**Task objective:** All lines holding the string "KEYRING" are to be shown.

**Extracted information:**
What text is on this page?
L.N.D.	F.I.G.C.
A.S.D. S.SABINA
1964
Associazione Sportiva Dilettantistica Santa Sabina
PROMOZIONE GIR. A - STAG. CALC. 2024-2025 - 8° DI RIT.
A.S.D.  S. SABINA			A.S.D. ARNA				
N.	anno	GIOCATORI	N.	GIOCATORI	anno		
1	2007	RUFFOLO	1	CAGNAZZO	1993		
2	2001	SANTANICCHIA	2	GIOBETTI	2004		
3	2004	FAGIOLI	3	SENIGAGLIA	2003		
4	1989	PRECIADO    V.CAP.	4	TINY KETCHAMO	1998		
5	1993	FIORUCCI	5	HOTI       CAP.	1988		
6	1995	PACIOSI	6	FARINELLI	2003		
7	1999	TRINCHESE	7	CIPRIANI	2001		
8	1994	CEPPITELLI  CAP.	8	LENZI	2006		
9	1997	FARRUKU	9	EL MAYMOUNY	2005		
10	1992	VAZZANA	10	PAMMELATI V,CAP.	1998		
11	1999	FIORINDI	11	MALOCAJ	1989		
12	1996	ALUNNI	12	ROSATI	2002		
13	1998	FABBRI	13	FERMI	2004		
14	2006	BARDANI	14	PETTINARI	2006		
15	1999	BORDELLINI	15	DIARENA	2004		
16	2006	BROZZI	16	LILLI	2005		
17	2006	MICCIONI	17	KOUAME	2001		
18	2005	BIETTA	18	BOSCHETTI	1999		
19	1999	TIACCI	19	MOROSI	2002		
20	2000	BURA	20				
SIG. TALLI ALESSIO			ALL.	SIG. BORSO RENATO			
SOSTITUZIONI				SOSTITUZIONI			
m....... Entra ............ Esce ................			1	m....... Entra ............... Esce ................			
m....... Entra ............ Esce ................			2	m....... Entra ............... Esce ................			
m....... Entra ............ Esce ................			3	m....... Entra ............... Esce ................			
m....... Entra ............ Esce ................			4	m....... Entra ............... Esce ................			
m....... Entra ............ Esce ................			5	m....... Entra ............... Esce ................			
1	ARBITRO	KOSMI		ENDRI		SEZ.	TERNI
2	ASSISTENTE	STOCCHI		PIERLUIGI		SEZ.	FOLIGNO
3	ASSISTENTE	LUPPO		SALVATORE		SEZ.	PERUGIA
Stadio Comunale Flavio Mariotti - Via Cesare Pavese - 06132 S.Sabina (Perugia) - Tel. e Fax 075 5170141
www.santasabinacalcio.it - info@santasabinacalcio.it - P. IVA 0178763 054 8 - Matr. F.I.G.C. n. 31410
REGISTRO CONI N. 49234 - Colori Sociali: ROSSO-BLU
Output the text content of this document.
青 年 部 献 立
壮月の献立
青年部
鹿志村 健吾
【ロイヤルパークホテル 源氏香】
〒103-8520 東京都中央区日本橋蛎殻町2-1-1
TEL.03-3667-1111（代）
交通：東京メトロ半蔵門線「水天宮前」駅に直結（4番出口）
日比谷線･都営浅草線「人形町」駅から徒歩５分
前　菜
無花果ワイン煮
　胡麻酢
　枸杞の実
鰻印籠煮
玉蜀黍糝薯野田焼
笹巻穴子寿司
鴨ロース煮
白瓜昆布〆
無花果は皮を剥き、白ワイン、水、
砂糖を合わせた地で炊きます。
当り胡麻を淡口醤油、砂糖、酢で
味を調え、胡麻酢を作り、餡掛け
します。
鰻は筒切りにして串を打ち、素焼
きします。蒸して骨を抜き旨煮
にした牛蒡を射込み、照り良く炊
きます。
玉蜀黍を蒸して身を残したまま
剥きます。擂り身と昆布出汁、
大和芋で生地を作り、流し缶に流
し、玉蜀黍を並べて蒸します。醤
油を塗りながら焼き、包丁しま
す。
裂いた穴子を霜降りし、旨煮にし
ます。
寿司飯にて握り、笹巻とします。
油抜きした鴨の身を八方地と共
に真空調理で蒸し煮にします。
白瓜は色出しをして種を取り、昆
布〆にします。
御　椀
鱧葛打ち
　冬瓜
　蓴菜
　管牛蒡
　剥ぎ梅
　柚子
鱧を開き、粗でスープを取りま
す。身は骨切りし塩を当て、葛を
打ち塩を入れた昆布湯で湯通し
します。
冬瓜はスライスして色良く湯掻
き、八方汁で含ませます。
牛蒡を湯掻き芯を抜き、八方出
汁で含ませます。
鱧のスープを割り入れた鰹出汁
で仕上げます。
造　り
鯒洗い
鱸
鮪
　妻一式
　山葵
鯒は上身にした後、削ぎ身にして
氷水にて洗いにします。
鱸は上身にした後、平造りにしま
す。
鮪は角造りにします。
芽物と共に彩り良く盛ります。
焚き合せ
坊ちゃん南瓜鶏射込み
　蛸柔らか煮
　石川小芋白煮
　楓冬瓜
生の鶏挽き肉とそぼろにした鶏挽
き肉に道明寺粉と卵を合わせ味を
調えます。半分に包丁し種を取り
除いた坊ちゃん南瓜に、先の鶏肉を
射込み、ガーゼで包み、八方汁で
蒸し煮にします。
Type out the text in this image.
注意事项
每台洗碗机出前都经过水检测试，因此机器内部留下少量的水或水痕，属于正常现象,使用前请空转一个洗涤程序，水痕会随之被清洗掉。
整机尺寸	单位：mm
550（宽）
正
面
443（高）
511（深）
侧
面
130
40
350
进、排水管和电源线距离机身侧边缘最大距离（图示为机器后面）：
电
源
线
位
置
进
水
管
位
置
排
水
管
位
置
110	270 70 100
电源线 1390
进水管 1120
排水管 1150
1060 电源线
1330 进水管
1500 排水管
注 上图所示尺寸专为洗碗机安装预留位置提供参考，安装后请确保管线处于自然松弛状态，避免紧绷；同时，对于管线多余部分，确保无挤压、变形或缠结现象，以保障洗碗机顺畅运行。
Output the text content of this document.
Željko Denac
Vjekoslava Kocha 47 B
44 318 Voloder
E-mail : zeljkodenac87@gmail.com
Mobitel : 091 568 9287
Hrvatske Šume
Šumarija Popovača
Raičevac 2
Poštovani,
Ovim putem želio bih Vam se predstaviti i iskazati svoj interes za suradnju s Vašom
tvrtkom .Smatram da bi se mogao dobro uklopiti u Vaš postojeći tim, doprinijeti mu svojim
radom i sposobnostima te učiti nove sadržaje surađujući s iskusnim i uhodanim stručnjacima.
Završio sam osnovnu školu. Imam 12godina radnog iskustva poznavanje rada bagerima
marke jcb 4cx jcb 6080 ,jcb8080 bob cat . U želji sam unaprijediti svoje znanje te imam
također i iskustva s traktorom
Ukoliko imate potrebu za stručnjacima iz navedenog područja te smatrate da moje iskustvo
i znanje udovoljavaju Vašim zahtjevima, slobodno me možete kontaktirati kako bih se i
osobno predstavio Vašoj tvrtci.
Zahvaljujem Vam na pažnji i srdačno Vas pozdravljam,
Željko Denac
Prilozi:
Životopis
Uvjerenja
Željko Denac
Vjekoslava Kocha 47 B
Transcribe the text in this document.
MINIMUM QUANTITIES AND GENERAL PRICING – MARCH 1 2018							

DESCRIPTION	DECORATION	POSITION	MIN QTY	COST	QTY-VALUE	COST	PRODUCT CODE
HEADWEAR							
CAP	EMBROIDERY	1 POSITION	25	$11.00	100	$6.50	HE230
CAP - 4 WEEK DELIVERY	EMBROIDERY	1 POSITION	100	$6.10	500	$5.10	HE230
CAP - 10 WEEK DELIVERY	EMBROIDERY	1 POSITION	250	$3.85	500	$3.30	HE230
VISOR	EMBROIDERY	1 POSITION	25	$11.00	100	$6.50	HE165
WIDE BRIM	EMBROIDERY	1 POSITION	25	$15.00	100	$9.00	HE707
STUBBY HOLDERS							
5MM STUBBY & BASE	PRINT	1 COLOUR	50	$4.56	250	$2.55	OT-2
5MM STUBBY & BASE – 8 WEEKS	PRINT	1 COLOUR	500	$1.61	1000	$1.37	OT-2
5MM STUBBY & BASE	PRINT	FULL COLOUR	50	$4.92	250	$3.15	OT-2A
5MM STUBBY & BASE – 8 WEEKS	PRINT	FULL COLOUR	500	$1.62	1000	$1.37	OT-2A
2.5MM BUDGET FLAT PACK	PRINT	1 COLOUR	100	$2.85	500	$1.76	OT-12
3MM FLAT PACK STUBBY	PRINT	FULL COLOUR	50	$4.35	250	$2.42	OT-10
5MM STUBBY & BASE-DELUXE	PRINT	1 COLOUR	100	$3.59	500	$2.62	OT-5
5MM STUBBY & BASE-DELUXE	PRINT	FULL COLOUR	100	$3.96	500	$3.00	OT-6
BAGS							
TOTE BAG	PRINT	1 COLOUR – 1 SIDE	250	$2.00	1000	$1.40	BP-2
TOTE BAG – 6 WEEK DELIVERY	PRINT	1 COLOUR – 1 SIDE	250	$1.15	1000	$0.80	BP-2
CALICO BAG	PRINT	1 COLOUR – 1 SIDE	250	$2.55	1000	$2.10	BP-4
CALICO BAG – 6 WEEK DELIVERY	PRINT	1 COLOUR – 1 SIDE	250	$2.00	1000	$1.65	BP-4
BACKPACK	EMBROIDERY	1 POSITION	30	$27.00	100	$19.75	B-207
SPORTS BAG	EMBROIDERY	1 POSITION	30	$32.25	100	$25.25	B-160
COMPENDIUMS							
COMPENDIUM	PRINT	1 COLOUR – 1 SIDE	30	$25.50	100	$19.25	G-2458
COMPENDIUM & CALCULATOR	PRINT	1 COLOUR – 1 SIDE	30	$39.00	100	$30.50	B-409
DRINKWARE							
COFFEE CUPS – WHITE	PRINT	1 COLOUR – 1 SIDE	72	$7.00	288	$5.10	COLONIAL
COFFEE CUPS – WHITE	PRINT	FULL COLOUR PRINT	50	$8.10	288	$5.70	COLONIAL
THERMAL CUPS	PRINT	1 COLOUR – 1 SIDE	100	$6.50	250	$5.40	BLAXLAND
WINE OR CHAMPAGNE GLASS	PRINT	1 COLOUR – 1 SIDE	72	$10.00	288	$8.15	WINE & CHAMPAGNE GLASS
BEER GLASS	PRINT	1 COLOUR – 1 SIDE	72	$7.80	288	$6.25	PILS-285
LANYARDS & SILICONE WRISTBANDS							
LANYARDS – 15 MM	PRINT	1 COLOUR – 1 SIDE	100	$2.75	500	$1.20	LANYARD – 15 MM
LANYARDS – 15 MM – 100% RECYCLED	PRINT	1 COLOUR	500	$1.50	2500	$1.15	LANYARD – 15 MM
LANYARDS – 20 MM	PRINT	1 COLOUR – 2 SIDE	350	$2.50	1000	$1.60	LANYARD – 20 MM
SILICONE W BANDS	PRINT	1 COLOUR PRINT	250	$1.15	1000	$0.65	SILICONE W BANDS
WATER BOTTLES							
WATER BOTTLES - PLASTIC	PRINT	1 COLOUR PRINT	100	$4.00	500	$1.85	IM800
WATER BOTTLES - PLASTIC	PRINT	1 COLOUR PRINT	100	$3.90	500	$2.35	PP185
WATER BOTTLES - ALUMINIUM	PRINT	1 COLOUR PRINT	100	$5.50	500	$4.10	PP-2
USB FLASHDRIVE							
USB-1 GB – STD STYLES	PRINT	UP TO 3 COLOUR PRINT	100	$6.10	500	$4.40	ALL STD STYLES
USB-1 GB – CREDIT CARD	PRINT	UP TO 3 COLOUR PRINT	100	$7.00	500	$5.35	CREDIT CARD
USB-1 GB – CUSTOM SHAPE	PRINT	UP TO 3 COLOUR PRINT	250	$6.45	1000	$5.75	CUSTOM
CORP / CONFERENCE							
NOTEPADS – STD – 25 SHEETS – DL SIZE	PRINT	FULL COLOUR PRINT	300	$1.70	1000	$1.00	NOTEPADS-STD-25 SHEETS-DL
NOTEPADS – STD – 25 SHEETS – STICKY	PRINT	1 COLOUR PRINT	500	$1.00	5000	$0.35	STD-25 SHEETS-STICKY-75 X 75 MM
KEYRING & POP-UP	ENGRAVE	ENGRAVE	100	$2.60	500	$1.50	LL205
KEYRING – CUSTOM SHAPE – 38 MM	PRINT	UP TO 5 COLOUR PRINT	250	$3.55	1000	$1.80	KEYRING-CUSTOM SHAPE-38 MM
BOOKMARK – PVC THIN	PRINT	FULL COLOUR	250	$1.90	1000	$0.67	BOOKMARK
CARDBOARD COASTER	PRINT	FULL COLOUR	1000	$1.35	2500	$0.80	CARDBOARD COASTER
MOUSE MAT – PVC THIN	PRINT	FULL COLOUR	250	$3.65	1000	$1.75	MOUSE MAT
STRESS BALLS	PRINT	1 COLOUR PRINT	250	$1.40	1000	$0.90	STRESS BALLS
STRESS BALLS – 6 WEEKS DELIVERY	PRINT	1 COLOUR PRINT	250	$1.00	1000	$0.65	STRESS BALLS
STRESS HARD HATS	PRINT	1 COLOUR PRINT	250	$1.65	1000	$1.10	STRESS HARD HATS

**The reply:**
KEYRING & POP-UP	ENGRAVE	ENGRAVE	100	$2.60	500	$1.50	LL205
KEYRING – CUSTOM SHAPE – 38 MM	PRINT	UP TO 5 COLOUR PRINT	250	$3.55	1000	$1.80	KEYRING-CUSTOM SHAPE-38 MM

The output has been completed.